### Exercise objective
Copy out the entries in full and with complete accuracy; pictures are excluded.

_ _ _ _ _

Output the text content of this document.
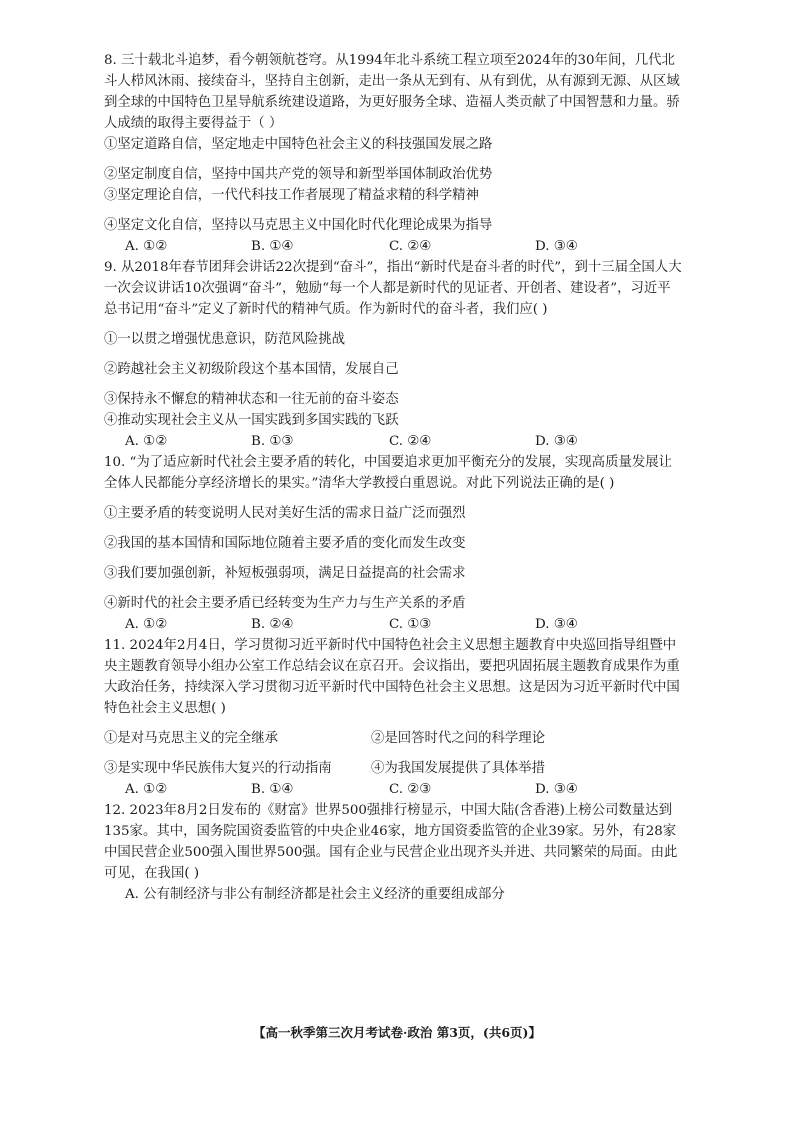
8. 三十载北斗追梦，看今朝领航苍穹。从1994年北斗系统工程立项至2024年的30年间，几代北斗人栉风沐雨、接续奋斗，坚持自主创新，走出一条从无到有、从有到优，从有源到无源、从区域到全球的中国特色卫星导航系统建设道路，为更好服务全球、造福人类贡献了中国智慧和力量。骄人成绩的取得主要得益于（ ）

①坚定道路自信，坚定地走中国特色社会主义的科技强国发展之路

②坚定制度自信，坚持中国共产党的领导和新型举国体制政治优势

③坚定理论自信，一代代科技工作者展现了精益求精的科学精神

④坚定文化自信，坚持以马克思主义中国化时代化理论成果为指导

A. ①②	B. ①④	C. ②④	D. ③④

9. 从2018年春节团拜会讲话22次提到“奋斗”，指出“新时代是奋斗者的时代”，到十三届全国人大一次会议讲话10次强调“奋斗”，勉励“每一个人都是新时代的见证者、开创者、建设者”，习近平总书记用“奋斗”定义了新时代的精神气质。作为新时代的奋斗者，我们应( )

①一以贯之增强忧患意识，防范风险挑战

②跨越社会主义初级阶段这个基本国情，发展自己

③保持永不懈怠的精神状态和一往无前的奋斗姿态

④推动实现社会主义从一国实践到多国实践的飞跃

A. ①②	B. ①③	C. ②④	D. ③④

10. “为了适应新时代社会主要矛盾的转化，中国要追求更加平衡充分的发展，实现高质量发展让全体人民都能分享经济增长的果实。”清华大学教授白重恩说。对此下列说法正确的是( )

①主要矛盾的转变说明人民对美好生活的需求日益广泛而强烈

②我国的基本国情和国际地位随着主要矛盾的变化而发生改变

③我们要加强创新，补短板强弱项，满足日益提高的社会需求

④新时代的社会主要矛盾已经转变为生产力与生产关系的矛盾

A. ①②	B. ②④	C. ①③	D. ③④

11. 2024年2月4日，学习贯彻习近平新时代中国特色社会主义思想主题教育中央巡回指导组暨中央主题教育领导小组办公室工作总结会议在京召开。会议指出，要把巩固拓展主题教育成果作为重大政治任务，持续深入学习贯彻习近平新时代中国特色社会主义思想。这是因为习近平新时代中国特色社会主义思想( )

①是对马克思主义的完全继承	②是回答时代之问的科学理论
③是实现中华民族伟大复兴的行动指南	④为我国发展提供了具体举措
A. ①②	B. ①④	C. ②③	D. ③④

12. 2023年8月2日发布的《财富》世界500强排行榜显示，中国大陆(含香港)上榜公司数量达到135家。其中，国务院国资委监管的中央企业46家，地方国资委监管的企业39家。另外，有28家中国民营企业500强入围世界500强。国有企业与民营企业出现齐头并进、共同繁荣的局面。由此可见，在我国( )

A. 公有制经济与非公有制经济都是社会主义经济的重要组成部分

【高一秋季第三次月考试卷·政治 第3页，(共6页)】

_ _ _ _ _

### In response
Output the text content of this document.
8. 三十载北斗追梦，看今朝领航苍穹。从1994年北斗系统工程立项至2024年的30年间，几代北斗人栉风沐雨、接续奋斗，坚持自主创新，走出一条从无到有、从有到优，从有源到无源、从区域到全球的中国特色卫星导航系统建设道路，为更好服务全球、造福人类贡献了中国智慧和力量。骄人成绩的取得主要得益于（ ）

①坚定道路自信，坚定地走中国特色社会主义的科技强国发展之路

②坚定制度自信，坚持中国共产党的领导和新型举国体制政治优势

③坚定理论自信，一代代科技工作者展现了精益求精的科学精神

④坚定文化自信，坚持以马克思主义中国化时代化理论成果为指导

A. ①②	B. ①④	C. ②④	D. ③④

9. 从2018年春节团拜会讲话22次提到“奋斗”，指出“新时代是奋斗者的时代”，到十三届全国人大一次会议讲话10次强调“奋斗”，勉励“每一个人都是新时代的见证者、开创者、建设者”，习近平总书记用“奋斗”定义了新时代的精神气质。作为新时代的奋斗者，我们应( )

①一以贯之增强忧患意识，防范风险挑战

②跨越社会主义初级阶段这个基本国情，发展自己

③保持永不懈怠的精神状态和一往无前的奋斗姿态

④推动实现社会主义从一国实践到多国实践的飞跃

A. ①②	B. ①③	C. ②④	D. ③④

10. “为了适应新时代社会主要矛盾的转化，中国要追求更加平衡充分的发展，实现高质量发展让全体人民都能分享经济增长的果实。”清华大学教授白重恩说。对此下列说法正确的是( )

①主要矛盾的转变说明人民对美好生活的需求日益广泛而强烈

②我国的基本国情和国际地位随着主要矛盾的变化而发生改变

③我们要加强创新，补短板强弱项，满足日益提高的社会需求

④新时代的社会主要矛盾已经转变为生产力与生产关系的矛盾

A. ①②	B. ②④	C. ①③	D. ③④

11. 2024年2月4日，学习贯彻习近平新时代中国特色社会主义思想主题教育中央巡回指导组暨中央主题教育领导小组办公室工作总结会议在京召开。会议指出，要把巩固拓展主题教育成果作为重大政治任务，持续深入学习贯彻习近平新时代中国特色社会主义思想。这是因为习近平新时代中国特色社会主义思想( )

①是对马克思主义的完全继承	②是回答时代之问的科学理论
③是实现中华民族伟大复兴的行动指南	④为我国发展提供了具体举措
A. ①②	B. ①④	C. ②③	D. ③④

12. 2023年8月2日发布的《财富》世界500强排行榜显示，中国大陆(含香港)上榜公司数量达到135家。其中，国务院国资委监管的中央企业46家，地方国资委监管的企业39家。另外，有28家中国民营企业500强入围世界500强。国有企业与民营企业出现齐头并进、共同繁荣的局面。由此可见，在我国( )

A. 公有制经济与非公有制经济都是社会主义经济的重要组成部分

【高一秋季第三次月考试卷·政治 第3页，(共6页)】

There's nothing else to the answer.